Collected data entries:
<<<<

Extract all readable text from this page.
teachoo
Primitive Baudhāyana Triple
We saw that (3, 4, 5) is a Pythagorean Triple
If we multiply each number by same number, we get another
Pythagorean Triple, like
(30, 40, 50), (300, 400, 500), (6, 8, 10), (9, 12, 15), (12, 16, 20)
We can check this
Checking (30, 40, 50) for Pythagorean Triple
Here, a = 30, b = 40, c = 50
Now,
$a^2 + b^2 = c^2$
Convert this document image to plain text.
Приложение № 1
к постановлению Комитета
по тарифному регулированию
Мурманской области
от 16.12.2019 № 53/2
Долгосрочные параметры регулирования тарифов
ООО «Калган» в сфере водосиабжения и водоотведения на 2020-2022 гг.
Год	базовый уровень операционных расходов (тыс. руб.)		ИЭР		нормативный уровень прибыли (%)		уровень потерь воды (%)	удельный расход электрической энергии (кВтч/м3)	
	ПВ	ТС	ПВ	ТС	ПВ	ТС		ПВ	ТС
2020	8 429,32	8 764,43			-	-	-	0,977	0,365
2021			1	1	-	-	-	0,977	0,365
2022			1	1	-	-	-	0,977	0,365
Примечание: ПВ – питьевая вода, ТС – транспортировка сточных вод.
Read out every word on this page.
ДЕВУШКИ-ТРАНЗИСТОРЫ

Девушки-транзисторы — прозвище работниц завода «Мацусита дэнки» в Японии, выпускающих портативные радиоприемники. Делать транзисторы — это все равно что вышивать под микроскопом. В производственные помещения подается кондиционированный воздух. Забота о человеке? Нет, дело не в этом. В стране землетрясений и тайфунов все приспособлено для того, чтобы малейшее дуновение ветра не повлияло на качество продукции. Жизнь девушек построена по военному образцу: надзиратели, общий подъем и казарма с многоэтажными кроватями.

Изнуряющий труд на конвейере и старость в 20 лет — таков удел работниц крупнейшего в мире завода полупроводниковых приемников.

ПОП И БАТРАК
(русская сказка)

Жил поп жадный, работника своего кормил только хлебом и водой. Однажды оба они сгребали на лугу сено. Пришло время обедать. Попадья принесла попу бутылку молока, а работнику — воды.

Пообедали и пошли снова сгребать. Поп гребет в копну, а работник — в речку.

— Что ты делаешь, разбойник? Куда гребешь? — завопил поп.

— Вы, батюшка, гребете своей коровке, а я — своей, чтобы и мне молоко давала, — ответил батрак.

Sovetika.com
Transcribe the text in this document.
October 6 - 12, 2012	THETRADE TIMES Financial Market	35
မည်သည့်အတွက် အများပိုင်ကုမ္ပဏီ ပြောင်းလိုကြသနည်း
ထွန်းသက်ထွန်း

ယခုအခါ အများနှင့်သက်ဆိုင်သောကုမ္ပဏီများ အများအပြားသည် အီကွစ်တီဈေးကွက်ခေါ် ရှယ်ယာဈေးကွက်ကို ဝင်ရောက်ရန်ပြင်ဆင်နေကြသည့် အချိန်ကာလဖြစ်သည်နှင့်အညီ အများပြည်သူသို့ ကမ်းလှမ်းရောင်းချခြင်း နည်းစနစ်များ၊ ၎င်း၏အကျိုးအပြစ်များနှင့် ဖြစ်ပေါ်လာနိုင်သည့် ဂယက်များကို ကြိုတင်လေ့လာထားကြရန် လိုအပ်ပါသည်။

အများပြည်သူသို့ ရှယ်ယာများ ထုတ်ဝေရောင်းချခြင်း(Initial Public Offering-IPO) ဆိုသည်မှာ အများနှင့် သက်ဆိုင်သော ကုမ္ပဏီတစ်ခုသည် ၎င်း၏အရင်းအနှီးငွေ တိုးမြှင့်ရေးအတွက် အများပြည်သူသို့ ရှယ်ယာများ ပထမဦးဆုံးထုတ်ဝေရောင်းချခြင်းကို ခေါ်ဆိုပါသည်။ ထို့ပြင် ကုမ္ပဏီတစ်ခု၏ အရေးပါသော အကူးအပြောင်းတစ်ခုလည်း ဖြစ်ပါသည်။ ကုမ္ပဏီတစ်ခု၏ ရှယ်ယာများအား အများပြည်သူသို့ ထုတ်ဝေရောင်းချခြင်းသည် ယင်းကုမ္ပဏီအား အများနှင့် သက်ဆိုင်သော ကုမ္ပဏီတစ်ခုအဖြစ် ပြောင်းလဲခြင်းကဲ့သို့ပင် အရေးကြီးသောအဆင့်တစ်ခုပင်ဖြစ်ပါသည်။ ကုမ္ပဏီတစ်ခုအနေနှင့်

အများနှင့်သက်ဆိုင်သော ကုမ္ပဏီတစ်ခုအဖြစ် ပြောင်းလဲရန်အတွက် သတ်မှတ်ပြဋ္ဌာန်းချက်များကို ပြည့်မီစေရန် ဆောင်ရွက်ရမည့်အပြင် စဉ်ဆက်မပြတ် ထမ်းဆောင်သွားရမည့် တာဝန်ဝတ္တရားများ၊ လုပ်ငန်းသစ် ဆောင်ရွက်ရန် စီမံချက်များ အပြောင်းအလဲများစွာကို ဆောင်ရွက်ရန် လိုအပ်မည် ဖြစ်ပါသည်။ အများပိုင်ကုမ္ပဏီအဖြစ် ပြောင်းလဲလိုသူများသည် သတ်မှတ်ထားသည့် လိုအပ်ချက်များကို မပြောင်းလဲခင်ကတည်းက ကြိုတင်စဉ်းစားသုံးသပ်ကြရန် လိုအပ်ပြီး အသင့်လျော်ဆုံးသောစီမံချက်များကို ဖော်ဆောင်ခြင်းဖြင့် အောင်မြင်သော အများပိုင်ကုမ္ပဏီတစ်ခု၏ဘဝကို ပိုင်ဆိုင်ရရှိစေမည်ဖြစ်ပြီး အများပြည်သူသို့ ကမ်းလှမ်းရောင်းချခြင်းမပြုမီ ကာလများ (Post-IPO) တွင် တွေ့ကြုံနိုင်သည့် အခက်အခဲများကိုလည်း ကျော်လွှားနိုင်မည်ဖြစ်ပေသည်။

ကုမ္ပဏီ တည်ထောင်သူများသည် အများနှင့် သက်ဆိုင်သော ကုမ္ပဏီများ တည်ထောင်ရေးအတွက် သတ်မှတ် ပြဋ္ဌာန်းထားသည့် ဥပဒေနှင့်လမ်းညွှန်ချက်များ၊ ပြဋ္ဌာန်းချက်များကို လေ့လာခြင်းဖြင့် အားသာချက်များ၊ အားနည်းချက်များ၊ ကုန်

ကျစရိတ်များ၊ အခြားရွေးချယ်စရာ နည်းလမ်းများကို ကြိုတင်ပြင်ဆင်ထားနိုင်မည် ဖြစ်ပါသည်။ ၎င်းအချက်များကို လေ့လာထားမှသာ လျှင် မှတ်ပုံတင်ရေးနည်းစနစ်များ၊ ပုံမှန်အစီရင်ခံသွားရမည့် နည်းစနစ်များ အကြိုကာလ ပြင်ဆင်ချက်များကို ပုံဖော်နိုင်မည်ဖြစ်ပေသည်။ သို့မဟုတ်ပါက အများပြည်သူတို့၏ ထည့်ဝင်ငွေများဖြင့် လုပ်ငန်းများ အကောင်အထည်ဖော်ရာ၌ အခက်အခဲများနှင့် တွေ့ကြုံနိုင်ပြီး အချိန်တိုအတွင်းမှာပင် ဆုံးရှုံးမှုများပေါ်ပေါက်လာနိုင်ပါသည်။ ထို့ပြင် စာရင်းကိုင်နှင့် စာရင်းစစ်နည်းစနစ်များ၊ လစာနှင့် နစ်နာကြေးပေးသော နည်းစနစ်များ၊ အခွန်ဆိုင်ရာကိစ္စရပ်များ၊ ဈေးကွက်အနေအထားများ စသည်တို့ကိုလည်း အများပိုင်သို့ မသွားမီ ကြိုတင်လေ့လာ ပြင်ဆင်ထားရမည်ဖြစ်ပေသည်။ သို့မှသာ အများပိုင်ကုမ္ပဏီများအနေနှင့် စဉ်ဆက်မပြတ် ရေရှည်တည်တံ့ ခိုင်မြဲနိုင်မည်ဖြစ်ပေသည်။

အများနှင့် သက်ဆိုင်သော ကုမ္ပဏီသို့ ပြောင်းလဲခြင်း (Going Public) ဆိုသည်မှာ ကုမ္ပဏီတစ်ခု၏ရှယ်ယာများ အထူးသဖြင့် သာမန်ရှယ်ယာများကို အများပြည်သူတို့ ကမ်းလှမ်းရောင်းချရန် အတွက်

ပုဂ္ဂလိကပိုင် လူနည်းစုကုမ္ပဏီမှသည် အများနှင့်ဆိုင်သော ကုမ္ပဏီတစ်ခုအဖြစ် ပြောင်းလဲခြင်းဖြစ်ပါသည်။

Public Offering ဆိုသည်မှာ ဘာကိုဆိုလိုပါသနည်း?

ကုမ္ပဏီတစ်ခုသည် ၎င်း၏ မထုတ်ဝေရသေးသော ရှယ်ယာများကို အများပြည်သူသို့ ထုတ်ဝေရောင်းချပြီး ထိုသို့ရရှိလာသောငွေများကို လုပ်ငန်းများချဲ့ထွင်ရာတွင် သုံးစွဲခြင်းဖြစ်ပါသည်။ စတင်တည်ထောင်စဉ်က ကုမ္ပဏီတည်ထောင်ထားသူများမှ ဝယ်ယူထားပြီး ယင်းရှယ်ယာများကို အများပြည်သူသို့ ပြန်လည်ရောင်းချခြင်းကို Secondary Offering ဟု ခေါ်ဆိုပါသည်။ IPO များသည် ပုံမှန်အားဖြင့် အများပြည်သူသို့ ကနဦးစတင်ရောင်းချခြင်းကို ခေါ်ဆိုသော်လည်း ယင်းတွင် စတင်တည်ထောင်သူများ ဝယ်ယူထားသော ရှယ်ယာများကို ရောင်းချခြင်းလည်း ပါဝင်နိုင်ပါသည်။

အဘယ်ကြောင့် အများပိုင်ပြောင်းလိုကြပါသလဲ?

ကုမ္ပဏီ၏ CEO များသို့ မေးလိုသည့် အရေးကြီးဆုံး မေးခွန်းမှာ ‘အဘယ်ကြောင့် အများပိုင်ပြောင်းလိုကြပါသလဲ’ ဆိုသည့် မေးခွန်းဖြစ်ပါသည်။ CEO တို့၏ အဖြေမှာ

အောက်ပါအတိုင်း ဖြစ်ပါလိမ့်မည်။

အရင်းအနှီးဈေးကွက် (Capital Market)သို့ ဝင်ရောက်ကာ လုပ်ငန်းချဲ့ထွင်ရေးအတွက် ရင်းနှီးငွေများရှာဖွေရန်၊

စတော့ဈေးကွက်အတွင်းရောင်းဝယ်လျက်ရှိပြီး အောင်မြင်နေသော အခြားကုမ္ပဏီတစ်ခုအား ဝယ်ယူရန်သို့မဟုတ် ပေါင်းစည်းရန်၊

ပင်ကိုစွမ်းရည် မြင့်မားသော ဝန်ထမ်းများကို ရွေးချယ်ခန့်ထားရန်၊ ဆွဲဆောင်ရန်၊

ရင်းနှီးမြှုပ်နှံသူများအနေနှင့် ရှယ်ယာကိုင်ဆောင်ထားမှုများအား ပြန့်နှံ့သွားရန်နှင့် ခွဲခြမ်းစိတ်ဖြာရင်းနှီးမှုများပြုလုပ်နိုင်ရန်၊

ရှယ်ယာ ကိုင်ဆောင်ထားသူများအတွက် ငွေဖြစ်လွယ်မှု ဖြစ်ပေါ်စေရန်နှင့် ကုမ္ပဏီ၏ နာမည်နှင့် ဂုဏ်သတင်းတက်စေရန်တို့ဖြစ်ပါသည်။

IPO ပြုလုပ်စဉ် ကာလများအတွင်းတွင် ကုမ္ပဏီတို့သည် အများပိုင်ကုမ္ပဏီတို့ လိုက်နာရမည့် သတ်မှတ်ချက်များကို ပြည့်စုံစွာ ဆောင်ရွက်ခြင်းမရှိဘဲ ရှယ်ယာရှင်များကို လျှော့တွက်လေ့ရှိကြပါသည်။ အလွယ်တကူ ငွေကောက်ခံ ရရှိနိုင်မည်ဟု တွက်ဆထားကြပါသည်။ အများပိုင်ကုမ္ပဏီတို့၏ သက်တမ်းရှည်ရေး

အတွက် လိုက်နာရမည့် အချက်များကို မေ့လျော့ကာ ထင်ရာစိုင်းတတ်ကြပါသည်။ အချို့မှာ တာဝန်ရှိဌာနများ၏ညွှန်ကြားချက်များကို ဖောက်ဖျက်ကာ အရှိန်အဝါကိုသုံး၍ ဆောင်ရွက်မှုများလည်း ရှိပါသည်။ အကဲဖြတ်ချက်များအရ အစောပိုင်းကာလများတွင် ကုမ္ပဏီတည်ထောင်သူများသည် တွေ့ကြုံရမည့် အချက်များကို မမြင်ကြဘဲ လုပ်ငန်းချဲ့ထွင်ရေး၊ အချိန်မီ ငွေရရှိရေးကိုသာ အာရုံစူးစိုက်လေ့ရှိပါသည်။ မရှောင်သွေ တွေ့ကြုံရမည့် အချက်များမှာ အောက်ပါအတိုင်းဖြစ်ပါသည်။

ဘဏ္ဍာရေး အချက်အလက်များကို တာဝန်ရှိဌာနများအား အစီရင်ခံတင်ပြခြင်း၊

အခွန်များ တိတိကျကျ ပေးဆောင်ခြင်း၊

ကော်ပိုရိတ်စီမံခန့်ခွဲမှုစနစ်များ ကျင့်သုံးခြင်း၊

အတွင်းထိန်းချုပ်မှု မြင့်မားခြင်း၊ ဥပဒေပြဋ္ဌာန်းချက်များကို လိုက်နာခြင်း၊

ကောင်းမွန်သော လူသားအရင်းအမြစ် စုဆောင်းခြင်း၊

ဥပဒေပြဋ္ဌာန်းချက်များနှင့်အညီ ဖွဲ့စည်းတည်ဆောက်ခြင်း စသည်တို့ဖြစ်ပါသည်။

>>>>

* [Problem to work on]: Copy out every line from the material above in which the word "text" appears.

* [Answer]:
Extract all readable text from this page.
Convert this document image to plain text.
Transcribe the text in this document.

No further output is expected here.